# Start of RECORDS SUPPLIED

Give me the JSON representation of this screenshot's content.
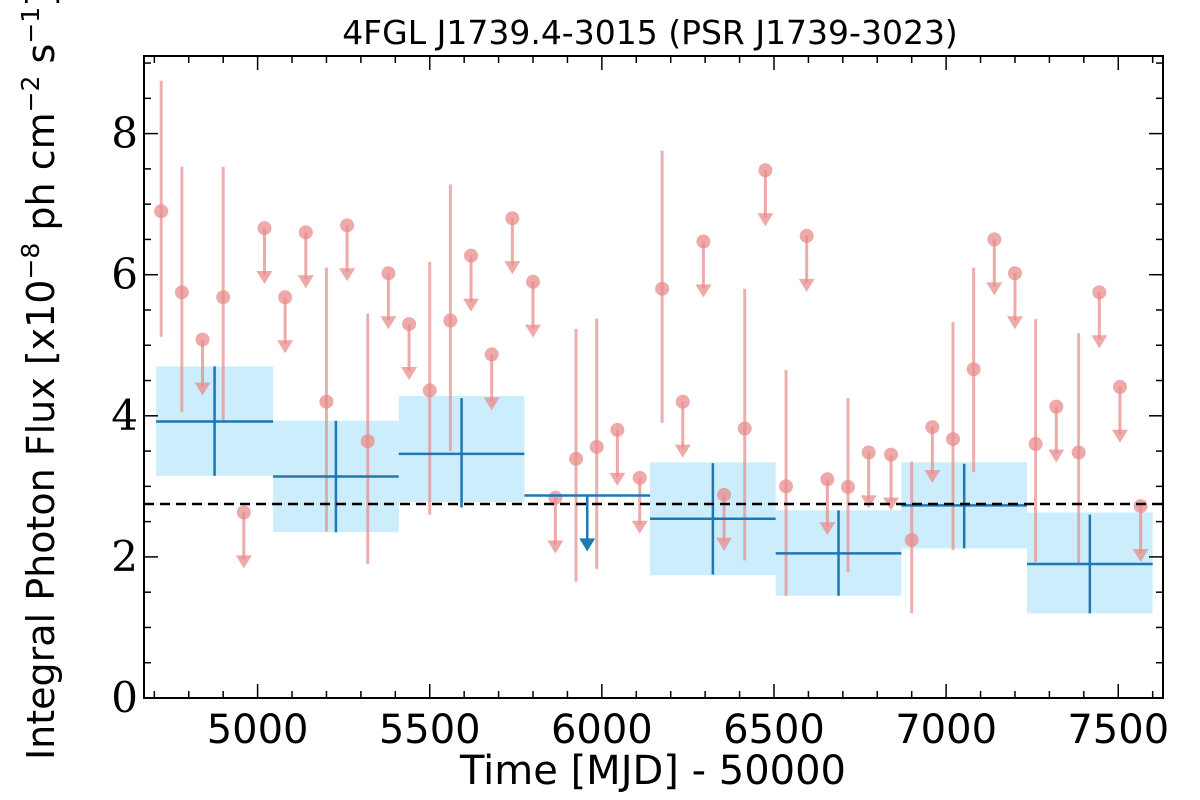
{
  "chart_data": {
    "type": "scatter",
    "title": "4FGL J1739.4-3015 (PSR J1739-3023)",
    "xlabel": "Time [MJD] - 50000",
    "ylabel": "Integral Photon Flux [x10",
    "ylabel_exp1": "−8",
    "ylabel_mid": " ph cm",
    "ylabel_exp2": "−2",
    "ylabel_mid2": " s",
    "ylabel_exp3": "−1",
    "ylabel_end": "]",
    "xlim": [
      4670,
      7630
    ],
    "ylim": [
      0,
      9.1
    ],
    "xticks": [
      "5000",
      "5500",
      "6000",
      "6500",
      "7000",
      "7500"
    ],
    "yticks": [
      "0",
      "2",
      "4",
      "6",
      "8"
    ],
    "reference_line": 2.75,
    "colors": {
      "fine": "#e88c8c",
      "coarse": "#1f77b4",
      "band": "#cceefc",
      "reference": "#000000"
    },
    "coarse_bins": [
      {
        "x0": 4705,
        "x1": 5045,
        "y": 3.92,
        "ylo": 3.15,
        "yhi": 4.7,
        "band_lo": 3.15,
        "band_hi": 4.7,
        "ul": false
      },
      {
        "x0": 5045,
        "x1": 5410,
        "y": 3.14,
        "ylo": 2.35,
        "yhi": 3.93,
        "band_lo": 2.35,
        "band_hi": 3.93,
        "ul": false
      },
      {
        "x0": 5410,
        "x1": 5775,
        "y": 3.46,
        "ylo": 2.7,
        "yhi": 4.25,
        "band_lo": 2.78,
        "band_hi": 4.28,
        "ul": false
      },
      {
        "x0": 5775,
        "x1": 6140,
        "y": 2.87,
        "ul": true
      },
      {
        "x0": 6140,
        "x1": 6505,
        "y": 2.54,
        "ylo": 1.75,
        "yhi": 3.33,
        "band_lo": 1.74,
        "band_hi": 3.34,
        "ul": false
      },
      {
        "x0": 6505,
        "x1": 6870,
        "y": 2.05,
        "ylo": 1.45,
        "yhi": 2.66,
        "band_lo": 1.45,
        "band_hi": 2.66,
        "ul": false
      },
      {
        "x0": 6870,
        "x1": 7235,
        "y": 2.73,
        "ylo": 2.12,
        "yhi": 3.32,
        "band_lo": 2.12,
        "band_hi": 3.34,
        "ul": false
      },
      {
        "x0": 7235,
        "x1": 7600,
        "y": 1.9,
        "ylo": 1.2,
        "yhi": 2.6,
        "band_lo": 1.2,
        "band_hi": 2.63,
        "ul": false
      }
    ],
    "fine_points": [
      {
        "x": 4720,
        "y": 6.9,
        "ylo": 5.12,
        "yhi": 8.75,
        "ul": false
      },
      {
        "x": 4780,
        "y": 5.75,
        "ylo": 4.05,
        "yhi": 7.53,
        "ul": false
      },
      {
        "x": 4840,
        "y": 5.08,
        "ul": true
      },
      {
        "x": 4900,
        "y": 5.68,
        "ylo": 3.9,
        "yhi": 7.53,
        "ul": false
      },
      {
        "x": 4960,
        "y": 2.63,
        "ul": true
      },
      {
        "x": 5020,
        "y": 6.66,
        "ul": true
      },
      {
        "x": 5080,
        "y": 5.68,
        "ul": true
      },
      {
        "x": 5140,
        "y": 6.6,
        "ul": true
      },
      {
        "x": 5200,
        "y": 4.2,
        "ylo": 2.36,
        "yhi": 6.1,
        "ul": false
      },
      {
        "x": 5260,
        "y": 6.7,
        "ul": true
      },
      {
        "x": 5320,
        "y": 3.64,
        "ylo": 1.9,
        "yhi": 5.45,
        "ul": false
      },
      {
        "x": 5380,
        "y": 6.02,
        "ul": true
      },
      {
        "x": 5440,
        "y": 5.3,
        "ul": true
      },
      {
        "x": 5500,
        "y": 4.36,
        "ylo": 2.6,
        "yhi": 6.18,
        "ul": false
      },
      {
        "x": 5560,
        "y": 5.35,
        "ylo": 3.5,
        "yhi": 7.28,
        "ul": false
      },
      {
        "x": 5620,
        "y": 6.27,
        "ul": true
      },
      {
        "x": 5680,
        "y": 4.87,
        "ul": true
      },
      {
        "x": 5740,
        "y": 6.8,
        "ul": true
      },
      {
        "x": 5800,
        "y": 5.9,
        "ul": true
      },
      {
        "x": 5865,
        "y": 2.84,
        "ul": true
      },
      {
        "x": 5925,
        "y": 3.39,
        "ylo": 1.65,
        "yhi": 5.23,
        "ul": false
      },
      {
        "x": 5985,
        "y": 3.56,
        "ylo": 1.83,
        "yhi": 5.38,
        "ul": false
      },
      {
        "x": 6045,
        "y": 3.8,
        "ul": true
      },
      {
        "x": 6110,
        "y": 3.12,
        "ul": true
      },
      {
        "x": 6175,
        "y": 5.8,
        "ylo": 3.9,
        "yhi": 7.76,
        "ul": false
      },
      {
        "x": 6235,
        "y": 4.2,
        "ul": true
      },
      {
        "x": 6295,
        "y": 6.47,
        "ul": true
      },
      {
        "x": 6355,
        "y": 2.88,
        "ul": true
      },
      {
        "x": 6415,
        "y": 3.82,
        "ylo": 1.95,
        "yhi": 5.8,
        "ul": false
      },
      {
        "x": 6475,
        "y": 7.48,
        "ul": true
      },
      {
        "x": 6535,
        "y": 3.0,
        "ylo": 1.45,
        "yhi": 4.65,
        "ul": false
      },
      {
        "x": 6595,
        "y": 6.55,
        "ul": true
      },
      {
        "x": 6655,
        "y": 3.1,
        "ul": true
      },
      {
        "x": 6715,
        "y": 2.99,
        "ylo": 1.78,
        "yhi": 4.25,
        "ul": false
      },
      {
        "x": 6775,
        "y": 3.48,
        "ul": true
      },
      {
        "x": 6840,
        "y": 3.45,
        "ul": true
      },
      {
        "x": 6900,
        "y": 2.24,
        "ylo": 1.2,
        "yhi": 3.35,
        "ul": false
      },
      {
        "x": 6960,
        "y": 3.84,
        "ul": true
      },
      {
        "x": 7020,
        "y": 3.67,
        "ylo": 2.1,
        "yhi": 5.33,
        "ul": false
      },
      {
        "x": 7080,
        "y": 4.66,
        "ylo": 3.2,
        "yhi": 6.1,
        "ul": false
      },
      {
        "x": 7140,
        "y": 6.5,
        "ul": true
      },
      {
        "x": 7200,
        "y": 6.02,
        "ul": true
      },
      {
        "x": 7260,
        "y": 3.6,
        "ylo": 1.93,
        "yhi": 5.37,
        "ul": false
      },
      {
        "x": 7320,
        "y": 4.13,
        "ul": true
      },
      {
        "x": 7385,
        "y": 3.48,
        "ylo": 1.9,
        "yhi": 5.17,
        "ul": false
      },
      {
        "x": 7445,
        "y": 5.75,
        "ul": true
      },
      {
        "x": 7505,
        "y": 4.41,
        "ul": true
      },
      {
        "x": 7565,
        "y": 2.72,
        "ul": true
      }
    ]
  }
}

# End of RECORDS SUPPLIED

**WHAT IS NEEDED:**
Pictures excluded, quote all the data above exactly.

**WRITTEN ANSWER:**
Give me the JSON representation of this screenshot's content.
{
  "chart_data": {
    "type": "scatter",
    "title": "4FGL J1739.4-3015 (PSR J1739-3023)",
    "xlabel": "Time [MJD] - 50000",
    "ylabel": "Integral Photon Flux [x10",
    "ylabel_exp1": "−8",
    "ylabel_mid": " ph cm",
    "ylabel_exp2": "−2",
    "ylabel_mid2": " s",
    "ylabel_exp3": "−1",
    "ylabel_end": "]",
    "xlim": [
      4670,
      7630
    ],
    "ylim": [
      0,
      9.1
    ],
    "xticks": [
      "5000",
      "5500",
      "6000",
      "6500",
      "7000",
      "7500"
    ],
    "yticks": [
      "0",
      "2",
      "4",
      "6",
      "8"
    ],
    "reference_line": 2.75,
    "colors": {
      "fine": "#e88c8c",
      "coarse": "#1f77b4",
      "band": "#cceefc",
      "reference": "#000000"
    },
    "coarse_bins": [
      {
        "x0": 4705,
        "x1": 5045,
        "y": 3.92,
        "ylo": 3.15,
        "yhi": 4.7,
        "band_lo": 3.15,
        "band_hi": 4.7,
        "ul": false
      },
      {
        "x0": 5045,
        "x1": 5410,
        "y": 3.14,
        "ylo": 2.35,
        "yhi": 3.93,
        "band_lo": 2.35,
        "band_hi": 3.93,
        "ul": false
      },
      {
        "x0": 5410,
        "x1": 5775,
        "y": 3.46,
        "ylo": 2.7,
        "yhi": 4.25,
        "band_lo": 2.78,
        "band_hi": 4.28,
        "ul": false
      },
      {
        "x0": 5775,
        "x1": 6140,
        "y": 2.87,
        "ul": true
      },
      {
        "x0": 6140,
        "x1": 6505,
        "y": 2.54,
        "ylo": 1.75,
        "yhi": 3.33,
        "band_lo": 1.74,
        "band_hi": 3.34,
        "ul": false
      },
      {
        "x0": 6505,
        "x1": 6870,
        "y": 2.05,
        "ylo": 1.45,
        "yhi": 2.66,
        "band_lo": 1.45,
        "band_hi": 2.66,
        "ul": false
      },
      {
        "x0": 6870,
        "x1": 7235,
        "y": 2.73,
        "ylo": 2.12,
        "yhi": 3.32,
        "band_lo": 2.12,
        "band_hi": 3.34,
        "ul": false
      },
      {
        "x0": 7235,
        "x1": 7600,
        "y": 1.9,
        "ylo": 1.2,
        "yhi": 2.6,
        "band_lo": 1.2,
        "band_hi": 2.63,
        "ul": false
      }
    ],
    "fine_points": [
      {
        "x": 4720,
        "y": 6.9,
        "ylo": 5.12,
        "yhi": 8.75,
        "ul": false
      },
      {
        "x": 4780,
        "y": 5.75,
        "ylo": 4.05,
        "yhi": 7.53,
        "ul": false
      },
      {
        "x": 4840,
        "y": 5.08,
        "ul": true
      },
      {
        "x": 4900,
        "y": 5.68,
        "ylo": 3.9,
        "yhi": 7.53,
        "ul": false
      },
      {
        "x": 4960,
        "y": 2.63,
        "ul": true
      },
      {
        "x": 5020,
        "y": 6.66,
        "ul": true
      },
      {
        "x": 5080,
        "y": 5.68,
        "ul": true
      },
      {
        "x": 5140,
        "y": 6.6,
        "ul": true
      },
      {
        "x": 5200,
        "y": 4.2,
        "ylo": 2.36,
        "yhi": 6.1,
        "ul": false
      },
      {
        "x": 5260,
        "y": 6.7,
        "ul": true
      },
      {
        "x": 5320,
        "y": 3.64,
        "ylo": 1.9,
        "yhi": 5.45,
        "ul": false
      },
      {
        "x": 5380,
        "y": 6.02,
        "ul": true
      },
      {
        "x": 5440,
        "y": 5.3,
        "ul": true
      },
      {
        "x": 5500,
        "y": 4.36,
        "ylo": 2.6,
        "yhi": 6.18,
        "ul": false
      },
      {
        "x": 5560,
        "y": 5.35,
        "ylo": 3.5,
        "yhi": 7.28,
        "ul": false
      },
      {
        "x": 5620,
        "y": 6.27,
        "ul": true
      },
      {
        "x": 5680,
        "y": 4.87,
        "ul": true
      },
      {
        "x": 5740,
        "y": 6.8,
        "ul": true
      },
      {
        "x": 5800,
        "y": 5.9,
        "ul": true
      },
      {
        "x": 5865,
        "y": 2.84,
        "ul": true
      },
      {
        "x": 5925,
        "y": 3.39,
        "ylo": 1.65,
        "yhi": 5.23,
        "ul": false
      },
      {
        "x": 5985,
        "y": 3.56,
        "ylo": 1.83,
        "yhi": 5.38,
        "ul": false
      },
      {
        "x": 6045,
        "y": 3.8,
        "ul": true
      },
      {
        "x": 6110,
        "y": 3.12,
        "ul": true
      },
      {
        "x": 6175,
        "y": 5.8,
        "ylo": 3.9,
        "yhi": 7.76,
        "ul": false
      },
      {
        "x": 6235,
        "y": 4.2,
        "ul": true
      },
      {
        "x": 6295,
        "y": 6.47,
        "ul": true
      },
      {
        "x": 6355,
        "y": 2.88,
        "ul": true
      },
      {
        "x": 6415,
        "y": 3.82,
        "ylo": 1.95,
        "yhi": 5.8,
        "ul": false
      },
      {
        "x": 6475,
        "y": 7.48,
        "ul": true
      },
      {
        "x": 6535,
        "y": 3.0,
        "ylo": 1.45,
        "yhi": 4.65,
        "ul": false
      },
      {
        "x": 6595,
        "y": 6.55,
        "ul": true
      },
      {
        "x": 6655,
        "y": 3.1,
        "ul": true
      },
      {
        "x": 6715,
        "y": 2.99,
        "ylo": 1.78,
        "yhi": 4.25,
        "ul": false
      },
      {
        "x": 6775,
        "y": 3.48,
        "ul": true
      },
      {
        "x": 6840,
        "y": 3.45,
        "ul": true
      },
      {
        "x": 6900,
        "y": 2.24,
        "ylo": 1.2,
        "yhi": 3.35,
        "ul": false
      },
      {
        "x": 6960,
        "y": 3.84,
        "ul": true
      },
      {
        "x": 7020,
        "y": 3.67,
        "ylo": 2.1,
        "yhi": 5.33,
        "ul": false
      },
      {
        "x": 7080,
        "y": 4.66,
        "ylo": 3.2,
        "yhi": 6.1,
        "ul": false
      },
      {
        "x": 7140,
        "y": 6.5,
        "ul": true
      },
      {
        "x": 7200,
        "y": 6.02,
        "ul": true
      },
      {
        "x": 7260,
        "y": 3.6,
        "ylo": 1.93,
        "yhi": 5.37,
        "ul": false
      },
      {
        "x": 7320,
        "y": 4.13,
        "ul": true
      },
      {
        "x": 7385,
        "y": 3.48,
        "ylo": 1.9,
        "yhi": 5.17,
        "ul": false
      },
      {
        "x": 7445,
        "y": 5.75,
        "ul": true
      },
      {
        "x": 7505,
        "y": 4.41,
        "ul": true
      },
      {
        "x": 7565,
        "y": 2.72,
        "ul": true
      }
    ]
  }
}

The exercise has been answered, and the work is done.